*Instructions to follow*. Copy out every line of the data exactly.

*Saved data entries*.
* * *
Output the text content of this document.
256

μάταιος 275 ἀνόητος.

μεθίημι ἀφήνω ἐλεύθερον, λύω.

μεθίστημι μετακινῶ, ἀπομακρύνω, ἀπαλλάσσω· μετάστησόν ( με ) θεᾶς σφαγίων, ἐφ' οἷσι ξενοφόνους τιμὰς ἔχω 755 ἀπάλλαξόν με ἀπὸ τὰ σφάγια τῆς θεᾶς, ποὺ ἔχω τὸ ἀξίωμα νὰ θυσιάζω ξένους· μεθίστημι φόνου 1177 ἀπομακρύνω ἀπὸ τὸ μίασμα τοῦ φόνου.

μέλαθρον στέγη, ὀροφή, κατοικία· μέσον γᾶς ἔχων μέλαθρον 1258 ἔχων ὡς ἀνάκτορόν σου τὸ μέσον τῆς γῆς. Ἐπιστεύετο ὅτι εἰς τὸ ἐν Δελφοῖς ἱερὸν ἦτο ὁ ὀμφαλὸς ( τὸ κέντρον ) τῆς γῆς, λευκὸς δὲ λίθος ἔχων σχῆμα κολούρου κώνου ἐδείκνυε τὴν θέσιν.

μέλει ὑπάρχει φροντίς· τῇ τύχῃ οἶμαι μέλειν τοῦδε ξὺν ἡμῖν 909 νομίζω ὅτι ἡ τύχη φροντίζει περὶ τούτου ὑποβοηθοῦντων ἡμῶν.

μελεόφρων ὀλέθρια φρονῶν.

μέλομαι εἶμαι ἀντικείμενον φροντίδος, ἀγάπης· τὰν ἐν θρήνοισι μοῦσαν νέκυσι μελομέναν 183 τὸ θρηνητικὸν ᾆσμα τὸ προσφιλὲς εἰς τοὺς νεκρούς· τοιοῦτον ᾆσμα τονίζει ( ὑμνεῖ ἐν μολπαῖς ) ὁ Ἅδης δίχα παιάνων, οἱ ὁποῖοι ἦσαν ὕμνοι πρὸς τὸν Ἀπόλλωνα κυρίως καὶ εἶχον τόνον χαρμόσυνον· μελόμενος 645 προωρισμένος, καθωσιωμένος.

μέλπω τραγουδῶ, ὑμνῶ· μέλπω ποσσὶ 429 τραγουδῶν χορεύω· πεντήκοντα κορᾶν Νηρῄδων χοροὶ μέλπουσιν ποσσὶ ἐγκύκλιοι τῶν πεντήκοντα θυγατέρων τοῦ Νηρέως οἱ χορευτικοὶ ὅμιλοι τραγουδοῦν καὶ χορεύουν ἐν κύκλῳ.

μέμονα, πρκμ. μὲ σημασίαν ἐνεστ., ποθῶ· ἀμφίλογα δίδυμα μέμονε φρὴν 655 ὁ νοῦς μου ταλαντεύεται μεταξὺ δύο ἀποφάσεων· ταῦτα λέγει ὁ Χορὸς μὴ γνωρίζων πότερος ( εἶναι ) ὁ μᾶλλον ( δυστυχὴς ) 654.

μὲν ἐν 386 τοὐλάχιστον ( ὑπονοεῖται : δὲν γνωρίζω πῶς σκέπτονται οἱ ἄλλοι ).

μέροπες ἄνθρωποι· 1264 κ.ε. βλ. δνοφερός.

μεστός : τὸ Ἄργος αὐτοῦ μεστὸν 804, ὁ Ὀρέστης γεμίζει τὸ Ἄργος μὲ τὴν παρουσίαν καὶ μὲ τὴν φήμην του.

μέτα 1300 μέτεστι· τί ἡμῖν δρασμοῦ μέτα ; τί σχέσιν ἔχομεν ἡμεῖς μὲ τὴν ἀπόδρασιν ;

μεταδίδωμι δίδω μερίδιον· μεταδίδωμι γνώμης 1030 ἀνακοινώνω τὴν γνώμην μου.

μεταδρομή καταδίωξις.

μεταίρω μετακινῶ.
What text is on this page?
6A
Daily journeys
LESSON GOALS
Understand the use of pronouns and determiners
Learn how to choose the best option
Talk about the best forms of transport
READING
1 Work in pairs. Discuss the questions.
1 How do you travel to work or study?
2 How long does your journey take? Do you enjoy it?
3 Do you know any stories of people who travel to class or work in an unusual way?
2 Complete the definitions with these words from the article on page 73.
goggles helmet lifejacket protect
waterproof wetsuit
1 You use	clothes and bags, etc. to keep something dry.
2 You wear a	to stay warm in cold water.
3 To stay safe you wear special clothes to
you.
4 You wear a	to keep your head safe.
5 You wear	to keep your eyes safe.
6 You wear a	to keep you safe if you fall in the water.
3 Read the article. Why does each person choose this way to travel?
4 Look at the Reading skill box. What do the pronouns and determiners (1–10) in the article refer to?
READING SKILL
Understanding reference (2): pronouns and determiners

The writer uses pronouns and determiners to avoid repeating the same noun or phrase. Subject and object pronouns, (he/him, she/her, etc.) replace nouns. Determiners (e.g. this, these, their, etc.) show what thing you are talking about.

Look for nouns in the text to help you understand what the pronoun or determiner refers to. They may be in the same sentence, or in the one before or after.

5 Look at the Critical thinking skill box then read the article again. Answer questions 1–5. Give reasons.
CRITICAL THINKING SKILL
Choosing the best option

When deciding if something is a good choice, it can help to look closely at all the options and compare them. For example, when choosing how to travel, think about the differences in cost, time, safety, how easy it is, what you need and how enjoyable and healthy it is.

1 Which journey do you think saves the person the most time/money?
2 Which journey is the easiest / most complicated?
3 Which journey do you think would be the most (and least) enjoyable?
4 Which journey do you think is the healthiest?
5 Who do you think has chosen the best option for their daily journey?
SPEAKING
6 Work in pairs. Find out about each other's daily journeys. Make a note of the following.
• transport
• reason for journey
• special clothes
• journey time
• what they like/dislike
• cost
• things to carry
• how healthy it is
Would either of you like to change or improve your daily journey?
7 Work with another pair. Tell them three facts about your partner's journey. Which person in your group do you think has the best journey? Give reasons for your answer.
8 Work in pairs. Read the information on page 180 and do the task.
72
* * *
*Task solution*.
Output the text content of this document.
256

μάταιος 275 ἀνόητος.

μεθίημι ἀφήνω ἐλεύθερον, λύω.

μεθίστημι μετακινῶ, ἀπομακρύνω, ἀπαλλάσσω· μετάστησόν ( με ) θεᾶς σφαγίων, ἐφ' οἷσι ξενοφόνους τιμὰς ἔχω 755 ἀπάλλαξόν με ἀπὸ τὰ σφάγια τῆς θεᾶς, ποὺ ἔχω τὸ ἀξίωμα νὰ θυσιάζω ξένους· μεθίστημι φόνου 1177 ἀπομακρύνω ἀπὸ τὸ μίασμα τοῦ φόνου.

μέλαθρον στέγη, ὀροφή, κατοικία· μέσον γᾶς ἔχων μέλαθρον 1258 ἔχων ὡς ἀνάκτορόν σου τὸ μέσον τῆς γῆς. Ἐπιστεύετο ὅτι εἰς τὸ ἐν Δελφοῖς ἱερὸν ἦτο ὁ ὀμφαλὸς ( τὸ κέντρον ) τῆς γῆς, λευκὸς δὲ λίθος ἔχων σχῆμα κολούρου κώνου ἐδείκνυε τὴν θέσιν.

μέλει ὑπάρχει φροντίς· τῇ τύχῃ οἶμαι μέλειν τοῦδε ξὺν ἡμῖν 909 νομίζω ὅτι ἡ τύχη φροντίζει περὶ τούτου ὑποβοηθοῦντων ἡμῶν.

μελεόφρων ὀλέθρια φρονῶν.

μέλομαι εἶμαι ἀντικείμενον φροντίδος, ἀγάπης· τὰν ἐν θρήνοισι μοῦσαν νέκυσι μελομέναν 183 τὸ θρηνητικὸν ᾆσμα τὸ προσφιλὲς εἰς τοὺς νεκρούς· τοιοῦτον ᾆσμα τονίζει ( ὑμνεῖ ἐν μολπαῖς ) ὁ Ἅδης δίχα παιάνων, οἱ ὁποῖοι ἦσαν ὕμνοι πρὸς τὸν Ἀπόλλωνα κυρίως καὶ εἶχον τόνον χαρμόσυνον· μελόμενος 645 προωρισμένος, καθωσιωμένος.

μέλπω τραγουδῶ, ὑμνῶ· μέλπω ποσσὶ 429 τραγουδῶν χορεύω· πεντήκοντα κορᾶν Νηρῄδων χοροὶ μέλπουσιν ποσσὶ ἐγκύκλιοι τῶν πεντήκοντα θυγατέρων τοῦ Νηρέως οἱ χορευτικοὶ ὅμιλοι τραγουδοῦν καὶ χορεύουν ἐν κύκλῳ.

μέμονα, πρκμ. μὲ σημασίαν ἐνεστ., ποθῶ· ἀμφίλογα δίδυμα μέμονε φρὴν 655 ὁ νοῦς μου ταλαντεύεται μεταξὺ δύο ἀποφάσεων· ταῦτα λέγει ὁ Χορὸς μὴ γνωρίζων πότερος ( εἶναι ) ὁ μᾶλλον ( δυστυχὴς ) 654.

μὲν ἐν 386 τοὐλάχιστον ( ὑπονοεῖται : δὲν γνωρίζω πῶς σκέπτονται οἱ ἄλλοι ).

μέροπες ἄνθρωποι· 1264 κ.ε. βλ. δνοφερός.

μεστός : τὸ Ἄργος αὐτοῦ μεστὸν 804, ὁ Ὀρέστης γεμίζει τὸ Ἄργος μὲ τὴν παρουσίαν καὶ μὲ τὴν φήμην του.

μέτα 1300 μέτεστι· τί ἡμῖν δρασμοῦ μέτα ; τί σχέσιν ἔχομεν ἡμεῖς μὲ τὴν ἀπόδρασιν ;

μεταδίδωμι δίδω μερίδιον· μεταδίδωμι γνώμης 1030 ἀνακοινώνω τὴν γνώμην μου.

μεταδρομή καταδίωξις.

μεταίρω μετακινῶ.
What text is on this page?
6A
Daily journeys
LESSON GOALS
Understand the use of pronouns and determiners
Learn how to choose the best option
Talk about the best forms of transport
READING
1 Work in pairs. Discuss the questions.
1 How do you travel to work or study?
2 How long does your journey take? Do you enjoy it?
3 Do you know any stories of people who travel to class or work in an unusual way?
2 Complete the definitions with these words from the article on page 73.
goggles helmet lifejacket protect
waterproof wetsuit
1 You use	clothes and bags, etc. to keep something dry.
2 You wear a	to stay warm in cold water.
3 To stay safe you wear special clothes to
you.
4 You wear a	to keep your head safe.
5 You wear	to keep your eyes safe.
6 You wear a	to keep you safe if you fall in the water.
3 Read the article. Why does each person choose this way to travel?
4 Look at the Reading skill box. What do the pronouns and determiners (1–10) in the article refer to?
READING SKILL
Understanding reference (2): pronouns and determiners

The writer uses pronouns and determiners to avoid repeating the same noun or phrase. Subject and object pronouns, (he/him, she/her, etc.) replace nouns. Determiners (e.g. this, these, their, etc.) show what thing you are talking about.

Look for nouns in the text to help you understand what the pronoun or determiner refers to. They may be in the same sentence, or in the one before or after.

5 Look at the Critical thinking skill box then read the article again. Answer questions 1–5. Give reasons.
CRITICAL THINKING SKILL
Choosing the best option

When deciding if something is a good choice, it can help to look closely at all the options and compare them. For example, when choosing how to travel, think about the differences in cost, time, safety, how easy it is, what you need and how enjoyable and healthy it is.

1 Which journey do you think saves the person the most time/money?
2 Which journey is the easiest / most complicated?
3 Which journey do you think would be the most (and least) enjoyable?
4 Which journey do you think is the healthiest?
5 Who do you think has chosen the best option for their daily journey?
SPEAKING
6 Work in pairs. Find out about each other's daily journeys. Make a note of the following.
• transport
• reason for journey
• special clothes
• journey time
• what they like/dislike
• cost
• things to carry
• how healthy it is
Would either of you like to change or improve your daily journey?
7 Work with another pair. Tell them three facts about your partner's journey. Which person in your group do you think has the best journey? Give reasons for your answer.
8 Work in pairs. Read the information on page 180 and do the task.
72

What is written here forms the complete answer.